(Aim):
Turn every line of the records below into a JSON list of strings, one string per line, skipping any blank lines.

(Input rows):
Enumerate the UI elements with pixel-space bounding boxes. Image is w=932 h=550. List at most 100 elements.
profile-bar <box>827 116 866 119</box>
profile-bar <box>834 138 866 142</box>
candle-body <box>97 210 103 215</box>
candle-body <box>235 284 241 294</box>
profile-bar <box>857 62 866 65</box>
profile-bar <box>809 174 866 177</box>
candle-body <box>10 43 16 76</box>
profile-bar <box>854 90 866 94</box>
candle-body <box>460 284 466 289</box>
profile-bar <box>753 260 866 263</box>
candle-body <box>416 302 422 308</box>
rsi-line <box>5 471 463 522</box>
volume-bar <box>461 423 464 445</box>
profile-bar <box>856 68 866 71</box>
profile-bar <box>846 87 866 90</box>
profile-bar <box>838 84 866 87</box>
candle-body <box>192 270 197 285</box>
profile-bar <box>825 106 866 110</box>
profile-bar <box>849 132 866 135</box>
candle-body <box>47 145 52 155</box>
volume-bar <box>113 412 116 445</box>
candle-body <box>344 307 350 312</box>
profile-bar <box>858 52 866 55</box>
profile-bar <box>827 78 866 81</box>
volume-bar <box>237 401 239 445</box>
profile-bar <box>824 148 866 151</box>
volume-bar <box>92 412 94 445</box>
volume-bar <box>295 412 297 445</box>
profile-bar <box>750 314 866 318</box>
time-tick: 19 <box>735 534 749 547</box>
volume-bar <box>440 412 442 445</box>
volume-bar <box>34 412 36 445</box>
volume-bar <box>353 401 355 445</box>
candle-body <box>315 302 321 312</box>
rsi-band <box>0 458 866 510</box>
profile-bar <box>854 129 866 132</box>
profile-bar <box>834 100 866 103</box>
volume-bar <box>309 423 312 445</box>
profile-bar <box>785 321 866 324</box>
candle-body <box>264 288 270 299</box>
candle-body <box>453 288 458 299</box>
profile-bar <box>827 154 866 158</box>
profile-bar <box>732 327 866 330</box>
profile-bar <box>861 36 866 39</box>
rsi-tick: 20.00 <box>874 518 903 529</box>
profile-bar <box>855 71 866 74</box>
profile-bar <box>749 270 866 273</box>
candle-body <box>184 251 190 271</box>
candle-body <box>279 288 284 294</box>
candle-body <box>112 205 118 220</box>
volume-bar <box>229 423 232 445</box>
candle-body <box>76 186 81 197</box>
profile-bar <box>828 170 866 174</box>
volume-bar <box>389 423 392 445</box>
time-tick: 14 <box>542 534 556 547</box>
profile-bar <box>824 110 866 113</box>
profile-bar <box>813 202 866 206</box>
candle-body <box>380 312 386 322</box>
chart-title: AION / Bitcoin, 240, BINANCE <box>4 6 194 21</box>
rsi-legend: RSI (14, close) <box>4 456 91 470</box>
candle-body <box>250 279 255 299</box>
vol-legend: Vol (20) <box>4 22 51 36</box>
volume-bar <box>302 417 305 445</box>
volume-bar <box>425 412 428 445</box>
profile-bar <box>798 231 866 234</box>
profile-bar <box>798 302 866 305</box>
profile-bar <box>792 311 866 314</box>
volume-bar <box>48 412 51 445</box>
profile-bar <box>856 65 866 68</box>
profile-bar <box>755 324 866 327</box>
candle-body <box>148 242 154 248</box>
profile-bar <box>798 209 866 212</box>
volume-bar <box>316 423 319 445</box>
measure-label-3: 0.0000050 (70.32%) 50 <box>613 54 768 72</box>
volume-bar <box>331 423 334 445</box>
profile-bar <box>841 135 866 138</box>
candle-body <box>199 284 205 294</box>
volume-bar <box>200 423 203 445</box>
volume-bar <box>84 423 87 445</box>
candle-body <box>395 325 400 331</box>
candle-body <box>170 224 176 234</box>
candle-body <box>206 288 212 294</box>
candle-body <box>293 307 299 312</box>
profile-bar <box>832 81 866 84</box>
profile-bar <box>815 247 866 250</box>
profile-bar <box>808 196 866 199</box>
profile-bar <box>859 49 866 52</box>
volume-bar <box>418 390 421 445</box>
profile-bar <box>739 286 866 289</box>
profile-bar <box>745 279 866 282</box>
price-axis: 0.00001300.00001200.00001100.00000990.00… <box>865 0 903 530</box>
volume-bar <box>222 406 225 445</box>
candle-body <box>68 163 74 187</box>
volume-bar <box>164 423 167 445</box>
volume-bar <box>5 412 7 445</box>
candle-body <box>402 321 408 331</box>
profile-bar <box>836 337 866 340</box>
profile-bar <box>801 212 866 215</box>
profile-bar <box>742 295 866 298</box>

(Worked solution):
[
  "Enumerate the UI elements with pixel-space bounding boxes. Image is w=932 h=550. List at most 100 elements.",
  "profile-bar <box>827 116 866 119</box>",
  "profile-bar <box>834 138 866 142</box>",
  "candle-body <box>97 210 103 215</box>",
  "candle-body <box>235 284 241 294</box>",
  "profile-bar <box>857 62 866 65</box>",
  "profile-bar <box>809 174 866 177</box>",
  "candle-body <box>10 43 16 76</box>",
  "profile-bar <box>854 90 866 94</box>",
  "candle-body <box>460 284 466 289</box>",
  "profile-bar <box>753 260 866 263</box>",
  "candle-body <box>416 302 422 308</box>",
  "rsi-line <box>5 471 463 522</box>",
  "volume-bar <box>461 423 464 445</box>",
  "profile-bar <box>856 68 866 71</box>",
  "profile-bar <box>846 87 866 90</box>",
  "profile-bar <box>838 84 866 87</box>",
  "candle-body <box>192 270 197 285</box>",
  "profile-bar <box>825 106 866 110</box>",
  "profile-bar <box>849 132 866 135</box>",
  "candle-body <box>47 145 52 155</box>",
  "volume-bar <box>113 412 116 445</box>",
  "candle-body <box>344 307 350 312</box>",
  "profile-bar <box>858 52 866 55</box>",
  "profile-bar <box>827 78 866 81</box>",
  "volume-bar <box>237 401 239 445</box>",
  "profile-bar <box>824 148 866 151</box>",
  "volume-bar <box>92 412 94 445</box>",
  "volume-bar <box>295 412 297 445</box>",
  "profile-bar <box>750 314 866 318</box>",
  "time-tick: 19 <box>735 534 749 547</box>",
  "volume-bar <box>440 412 442 445</box>",
  "volume-bar <box>34 412 36 445</box>",
  "volume-bar <box>353 401 355 445</box>",
  "candle-body <box>315 302 321 312</box>",
  "rsi-band <box>0 458 866 510</box>",
  "profile-bar <box>854 129 866 132</box>",
  "profile-bar <box>834 100 866 103</box>",
  "volume-bar <box>309 423 312 445</box>",
  "profile-bar <box>785 321 866 324</box>",
  "candle-body <box>264 288 270 299</box>",
  "candle-body <box>453 288 458 299</box>",
  "profile-bar <box>827 154 866 158</box>",
  "profile-bar <box>732 327 866 330</box>",
  "profile-bar <box>861 36 866 39</box>",
  "rsi-tick: 20.00 <box>874 518 903 529</box>",
  "profile-bar <box>855 71 866 74</box>",
  "profile-bar <box>749 270 866 273</box>",
  "candle-body <box>184 251 190 271</box>",
  "candle-body <box>279 288 284 294</box>",
  "candle-body <box>112 205 118 220</box>",
  "volume-bar <box>229 423 232 445</box>",
  "candle-body <box>76 186 81 197</box>",
  "profile-bar <box>828 170 866 174</box>",
  "volume-bar <box>389 423 392 445</box>",
  "time-tick: 14 <box>542 534 556 547</box>",
  "profile-bar <box>824 110 866 113</box>",
  "profile-bar <box>813 202 866 206</box>",
  "candle-body <box>380 312 386 322</box>",
  "chart-title: AION / Bitcoin, 240, BINANCE <box>4 6 194 21</box>",
  "rsi-legend: RSI (14, close) <box>4 456 91 470</box>",
  "candle-body <box>250 279 255 299</box>",
  "vol-legend: Vol (20) <box>4 22 51 36</box>",
  "volume-bar <box>302 417 305 445</box>",
  "volume-bar <box>425 412 428 445</box>",
  "profile-bar <box>798 231 866 234</box>",
  "profile-bar <box>798 302 866 305</box>",
  "profile-bar <box>792 311 866 314</box>",
  "volume-bar <box>48 412 51 445</box>",
  "profile-bar <box>856 65 866 68</box>",
  "profile-bar <box>755 324 866 327</box>",
  "candle-body <box>148 242 154 248</box>",
  "profile-bar <box>798 209 866 212</box>",
  "volume-bar <box>316 423 319 445</box>",
  "measure-label-3: 0.0000050 (70.32%) 50 <box>613 54 768 72</box>",
  "volume-bar <box>331 423 334 445</box>",
  "profile-bar <box>841 135 866 138</box>",
  "candle-body <box>199 284 205 294</box>",
  "volume-bar <box>200 423 203 445</box>",
  "volume-bar <box>84 423 87 445</box>",
  "candle-body <box>395 325 400 331</box>",
  "candle-body <box>170 224 176 234</box>",
  "candle-body <box>206 288 212 294</box>",
  "candle-body <box>293 307 299 312</box>",
  "profile-bar <box>832 81 866 84</box>",
  "profile-bar <box>815 247 866 250</box>",
  "profile-bar <box>808 196 866 199</box>",
  "profile-bar <box>859 49 866 52</box>",
  "volume-bar <box>418 390 421 445</box>",
  "profile-bar <box>739 286 866 289</box>",
  "profile-bar <box>745 279 866 282</box>",
  "price-axis: 0.00001300.00001200.00001100.00000990.00… <box>865 0 903 530</box>",
  "volume-bar <box>222 406 225 445</box>",
  "candle-body <box>68 163 74 187</box>",
  "volume-bar <box>164 423 167 445</box>",
  "volume-bar <box>5 412 7 445</box>",
  "candle-body <box>402 321 408 331</box>",
  "profile-bar <box>836 337 866 340</box>",
  "profile-bar <box>801 212 866 215</box>",
  "profile-bar <box>742 295 866 298</box>"
]